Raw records
-- begin --
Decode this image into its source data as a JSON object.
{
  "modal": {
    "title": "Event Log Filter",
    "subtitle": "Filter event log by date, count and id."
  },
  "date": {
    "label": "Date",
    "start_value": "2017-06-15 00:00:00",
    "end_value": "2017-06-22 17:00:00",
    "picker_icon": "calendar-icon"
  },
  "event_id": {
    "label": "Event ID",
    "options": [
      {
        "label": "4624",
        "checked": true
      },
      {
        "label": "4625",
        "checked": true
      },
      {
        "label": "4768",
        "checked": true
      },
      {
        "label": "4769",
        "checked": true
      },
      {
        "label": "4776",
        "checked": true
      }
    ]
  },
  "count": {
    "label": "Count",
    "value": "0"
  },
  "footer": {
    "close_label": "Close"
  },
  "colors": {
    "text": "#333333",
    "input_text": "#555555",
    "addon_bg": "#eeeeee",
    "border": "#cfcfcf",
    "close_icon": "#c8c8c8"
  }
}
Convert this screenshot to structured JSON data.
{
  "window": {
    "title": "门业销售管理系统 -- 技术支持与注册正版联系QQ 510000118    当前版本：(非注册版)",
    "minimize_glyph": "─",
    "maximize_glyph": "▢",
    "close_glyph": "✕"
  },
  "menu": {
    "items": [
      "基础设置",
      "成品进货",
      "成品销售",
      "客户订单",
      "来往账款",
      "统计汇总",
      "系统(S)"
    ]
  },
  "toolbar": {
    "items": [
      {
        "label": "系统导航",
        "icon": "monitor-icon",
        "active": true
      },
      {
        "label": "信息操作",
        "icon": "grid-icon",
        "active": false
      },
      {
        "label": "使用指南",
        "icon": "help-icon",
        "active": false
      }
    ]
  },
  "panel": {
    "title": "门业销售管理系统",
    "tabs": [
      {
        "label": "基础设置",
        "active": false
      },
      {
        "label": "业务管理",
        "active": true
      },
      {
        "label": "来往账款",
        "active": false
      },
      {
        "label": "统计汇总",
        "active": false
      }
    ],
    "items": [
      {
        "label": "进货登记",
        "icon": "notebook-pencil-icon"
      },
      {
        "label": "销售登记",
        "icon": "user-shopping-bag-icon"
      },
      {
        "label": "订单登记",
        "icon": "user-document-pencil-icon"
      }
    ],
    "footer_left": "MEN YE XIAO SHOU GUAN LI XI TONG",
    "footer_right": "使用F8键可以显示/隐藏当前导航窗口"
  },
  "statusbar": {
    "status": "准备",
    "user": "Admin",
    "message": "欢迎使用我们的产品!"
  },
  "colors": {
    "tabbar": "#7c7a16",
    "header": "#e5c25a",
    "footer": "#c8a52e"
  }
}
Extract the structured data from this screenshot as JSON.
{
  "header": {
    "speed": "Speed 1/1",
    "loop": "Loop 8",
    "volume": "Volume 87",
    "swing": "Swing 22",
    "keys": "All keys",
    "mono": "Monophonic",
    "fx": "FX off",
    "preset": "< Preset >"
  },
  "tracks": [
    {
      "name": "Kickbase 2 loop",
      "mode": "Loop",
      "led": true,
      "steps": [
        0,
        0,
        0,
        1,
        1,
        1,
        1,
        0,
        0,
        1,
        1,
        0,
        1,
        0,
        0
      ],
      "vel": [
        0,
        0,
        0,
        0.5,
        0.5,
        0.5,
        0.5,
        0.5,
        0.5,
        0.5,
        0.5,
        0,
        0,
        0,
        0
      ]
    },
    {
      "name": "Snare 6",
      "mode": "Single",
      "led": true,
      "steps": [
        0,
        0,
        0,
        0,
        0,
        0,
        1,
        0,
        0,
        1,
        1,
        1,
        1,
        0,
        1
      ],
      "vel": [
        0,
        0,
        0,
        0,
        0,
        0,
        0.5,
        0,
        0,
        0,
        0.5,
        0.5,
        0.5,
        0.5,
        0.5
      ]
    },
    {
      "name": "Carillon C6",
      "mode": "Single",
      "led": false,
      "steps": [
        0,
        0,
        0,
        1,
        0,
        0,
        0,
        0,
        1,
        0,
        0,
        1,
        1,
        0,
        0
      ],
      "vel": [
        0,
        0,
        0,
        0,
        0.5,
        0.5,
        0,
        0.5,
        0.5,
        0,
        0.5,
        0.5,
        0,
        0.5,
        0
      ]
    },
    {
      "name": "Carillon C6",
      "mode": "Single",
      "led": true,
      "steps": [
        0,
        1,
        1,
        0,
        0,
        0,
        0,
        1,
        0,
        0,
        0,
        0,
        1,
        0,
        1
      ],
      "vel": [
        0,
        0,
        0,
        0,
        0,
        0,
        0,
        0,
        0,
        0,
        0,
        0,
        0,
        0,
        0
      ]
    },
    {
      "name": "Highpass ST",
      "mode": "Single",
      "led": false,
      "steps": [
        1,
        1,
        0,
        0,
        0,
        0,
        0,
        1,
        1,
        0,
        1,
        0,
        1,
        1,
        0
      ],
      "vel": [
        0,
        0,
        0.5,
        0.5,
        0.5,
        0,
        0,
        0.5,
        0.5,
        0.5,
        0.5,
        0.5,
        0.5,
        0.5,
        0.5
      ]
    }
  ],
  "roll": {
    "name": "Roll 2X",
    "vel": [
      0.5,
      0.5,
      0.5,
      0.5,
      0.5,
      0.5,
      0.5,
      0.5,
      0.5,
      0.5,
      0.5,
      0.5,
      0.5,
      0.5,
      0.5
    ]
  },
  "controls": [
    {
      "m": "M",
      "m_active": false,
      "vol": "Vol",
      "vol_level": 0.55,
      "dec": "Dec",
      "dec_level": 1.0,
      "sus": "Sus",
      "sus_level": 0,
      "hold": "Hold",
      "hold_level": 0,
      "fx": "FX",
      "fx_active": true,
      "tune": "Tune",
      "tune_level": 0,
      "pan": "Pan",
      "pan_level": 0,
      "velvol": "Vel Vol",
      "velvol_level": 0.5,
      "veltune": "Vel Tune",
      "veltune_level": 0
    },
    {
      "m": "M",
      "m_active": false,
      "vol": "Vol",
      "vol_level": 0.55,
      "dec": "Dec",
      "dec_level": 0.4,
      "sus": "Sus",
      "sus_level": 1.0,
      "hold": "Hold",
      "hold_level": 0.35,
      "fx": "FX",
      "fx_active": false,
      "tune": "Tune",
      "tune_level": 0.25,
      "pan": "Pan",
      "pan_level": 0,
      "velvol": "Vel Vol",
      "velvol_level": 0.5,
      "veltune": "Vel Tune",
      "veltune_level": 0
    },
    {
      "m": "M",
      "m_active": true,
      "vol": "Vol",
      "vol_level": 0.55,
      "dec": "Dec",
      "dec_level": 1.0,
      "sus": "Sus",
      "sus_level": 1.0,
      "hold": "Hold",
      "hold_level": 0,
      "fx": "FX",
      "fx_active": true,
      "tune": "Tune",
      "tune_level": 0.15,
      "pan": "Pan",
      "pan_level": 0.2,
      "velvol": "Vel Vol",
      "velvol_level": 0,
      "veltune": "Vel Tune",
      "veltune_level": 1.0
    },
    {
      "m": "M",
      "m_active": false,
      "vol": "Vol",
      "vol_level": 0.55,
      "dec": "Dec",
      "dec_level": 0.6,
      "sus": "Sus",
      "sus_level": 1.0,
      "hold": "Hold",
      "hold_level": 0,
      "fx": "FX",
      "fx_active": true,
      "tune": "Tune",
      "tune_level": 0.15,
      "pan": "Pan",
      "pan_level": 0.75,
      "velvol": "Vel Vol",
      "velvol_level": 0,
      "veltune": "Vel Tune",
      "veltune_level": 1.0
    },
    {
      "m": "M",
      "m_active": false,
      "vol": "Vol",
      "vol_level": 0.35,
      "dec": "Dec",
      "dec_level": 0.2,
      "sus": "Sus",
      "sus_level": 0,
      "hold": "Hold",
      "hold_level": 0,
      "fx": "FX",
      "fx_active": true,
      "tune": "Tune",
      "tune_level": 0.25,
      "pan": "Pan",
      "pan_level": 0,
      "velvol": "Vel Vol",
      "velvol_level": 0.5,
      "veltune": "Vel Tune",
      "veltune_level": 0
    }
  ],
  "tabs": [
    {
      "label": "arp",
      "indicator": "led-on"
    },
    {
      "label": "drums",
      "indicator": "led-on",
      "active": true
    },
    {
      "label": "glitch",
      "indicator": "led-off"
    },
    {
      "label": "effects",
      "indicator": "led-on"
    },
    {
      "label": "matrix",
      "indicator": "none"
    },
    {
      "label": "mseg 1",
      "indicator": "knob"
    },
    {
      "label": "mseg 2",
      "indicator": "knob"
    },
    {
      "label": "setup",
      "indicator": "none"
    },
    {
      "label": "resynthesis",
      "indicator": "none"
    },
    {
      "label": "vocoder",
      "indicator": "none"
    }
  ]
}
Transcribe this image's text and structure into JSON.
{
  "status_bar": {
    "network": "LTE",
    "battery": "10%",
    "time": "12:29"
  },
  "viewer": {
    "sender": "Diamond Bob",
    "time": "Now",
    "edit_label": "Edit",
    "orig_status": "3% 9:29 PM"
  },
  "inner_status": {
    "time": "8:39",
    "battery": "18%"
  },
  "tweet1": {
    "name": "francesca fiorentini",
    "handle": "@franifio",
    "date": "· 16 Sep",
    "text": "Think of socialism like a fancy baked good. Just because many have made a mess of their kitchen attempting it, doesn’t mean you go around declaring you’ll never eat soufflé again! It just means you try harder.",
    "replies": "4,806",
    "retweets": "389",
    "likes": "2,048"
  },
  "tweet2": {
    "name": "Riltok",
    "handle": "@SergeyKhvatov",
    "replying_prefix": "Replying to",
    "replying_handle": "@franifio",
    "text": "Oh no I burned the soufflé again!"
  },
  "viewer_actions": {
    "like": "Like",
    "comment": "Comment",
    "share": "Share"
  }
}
-- end --
→ Challenge:
Locate the lines above that contain "data" and copy them.

→ Complete response:
Decode this image into its source data as a JSON object.
Convert this screenshot to structured JSON data.
Extract the structured data from this screenshot as JSON.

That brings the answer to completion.